• Text section
START
Does the Cosmos Have a Purpose?

Raymond Tallis argues intently against universal intention.

The idea of a cosmic purpose is one which many of us are familiar with from religion. What happens in this world, so the story goes, is ultimately an expression of divine will. With the rise of science, the notion of a universe regulated by a deity has been displaced by one regulated by non-conscious physical laws. Being non-conscious, those laws are empty of purpose. Their regulative powers are also not external to the phenomena aligned with them. As the philosopher Helen Beebee wittily expressed it, physical laws are not “prior to and watching over matters of fact to make sure they don’t step out of line” (Philosophy and Phenomenological Research 61, 2000). Happenings are simply the patterns or habits of the unfolding natural world, unguided by a cosmic purpose. So that’s that, then.

Except it isn’t. For some thinkers the possibility of cosmic purpose has been revived by the very science that had seemed to have killed it. This resurrection is rooted in the discovery that the laws of physics must be fine-tuned to an unimaginable degree for there to be a universe that could generate and sustain life (or even the chemical complexity preceding life). Just how fine the tuning has to be is illustrated by the fact that the amount of dark energy in empty space – the so-called ‘cosmological constant’ or ‘vacuum energy’ – must be more than zero, but not greater than 10-122 units. This is necessary to ensure that the universe neither collapsed in on itself nor blew itself apart before clumping into habitable planets. The physicist Luke Barnes calculates that the odds of getting a universe fine-tuned for life are 1 in 10135.

To some this suggests that how things are in the universe is not a matter of chance. Things must have been rigged. Philip Goff develops this suggestion in his eye-popping Why? The Purpose of the Universe (2023). According to his ‘Value-Selection Hypothesis’, at least some of the fixed numbers in physics “are as they are because they allow for a universe containing things of significant value” (p.20). Those ‘things of significant value’ include, most importantly, human beings, and whatever is necessary to enable them to survive, and even flourish.

This, then, is the new case for Cosmic Purpose: that the constants of the universe are so unlikely they must have been laid down with an end in sight rather than just occurring randomly at the beginning of the universe. For some theistic thinkers, this licenses God’s return from the more than a century of exile into which He (or She) had been banished after the scientific revolution filtered through to culture. But not for Goff, who reminds us of the problem of evil. He argues that what he calls the ‘Cosmic Sin Intuition’ – the idea that it would be immoral for an all-powerful being to create a universe like ours that is so filled with suffering – rules out the existence of God, or at any rate a God who is both omnipotent and good. While this does not exclude an evil God, for whom the suffering of sentient creatures was the twisted purpose of His (or Her) creation, for Goff it is sufficient to rule out what he calls an ‘Omni-God’.
END
• Provided data
START
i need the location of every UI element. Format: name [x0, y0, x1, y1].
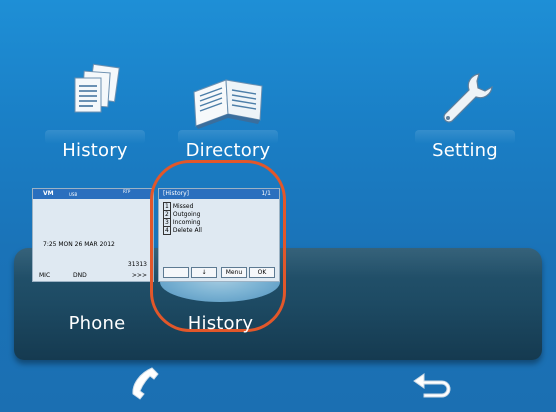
phone-datetime: 7:25 MON 26 MAR 2012	[43, 241, 115, 248]
menu-item-directory[interactable]: Directory	[173, 40, 283, 161]
phone-extension: 31313	[127, 261, 147, 268]
phone-softkey-more: >>>	[131, 272, 147, 279]
rtp-indicator: RTP	[123, 189, 131, 194]
usb-indicator: USB	[69, 192, 78, 197]
vm-indicator: VM	[43, 190, 54, 197]
selection-highlight	[150, 160, 286, 332]
phone-screen-preview[interactable]: VM USB RTP 7:25 MON 26 MAR 2012 31313 MI…	[32, 188, 154, 282]
phone-status-bar: VM USB RTP	[33, 189, 153, 199]
menu-item-history[interactable]: History	[40, 40, 150, 161]
wrench-icon	[410, 40, 520, 130]
phone-softkey-dnd: DND	[73, 272, 87, 279]
back-arrow-icon[interactable]	[412, 372, 452, 402]
documents-stack-icon	[40, 40, 150, 130]
dock-label-phone[interactable]: Phone	[42, 313, 152, 334]
menu-label-directory: Directory	[185, 140, 271, 161]
phone-softkey-mic: MIC	[39, 272, 51, 279]
open-book-icon	[173, 40, 283, 130]
menu-item-setting[interactable]: Setting	[410, 40, 520, 161]
menu-label-setting: Setting	[432, 140, 498, 161]
dock-label-history[interactable]: History	[163, 313, 278, 334]
menu-label-history: History	[62, 140, 128, 161]
handset-icon[interactable]	[128, 366, 160, 406]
END
• Written request 1
How many lines in the records contain the string "indicator"? Case matters. Give only the number.
• Written request 2
Continue the essay on cosmic purpose, starting after its last sentence.

• Expected answer 1
3

• Expected answer 2
Pan’s Purposes

Goff mobilises his panpsychist views to support his argument in favour of a cosmic purpose. The universe, he tells us, is made of fundamental particles, each blessed with a rudimentary consciousness and proto-agency, such that they are “disposed from their own nature, to respond rationally to their experience.”

Goff made the case for panpsychism in Galileo’s Error: Foundations for a New Science of Consciousness (which I discussed in Philosophy Now 135). His central argument was that the one material object we know from within (so we have access to its intrinsic properties) is our brain, and that object is of course conscious. From this he believes it is legitimate to infer that consciousness is universally present in matter.

There are many difficulties with this argument. The most obvious is that of extrapolating from our brains to the universe at (very) large. There is also the so-called ‘subject-summing’ problem: how it is that the billions of micro-consciousnesses putatively associated with fundamental particles add up to the macro-consciousness of subjects like you and me?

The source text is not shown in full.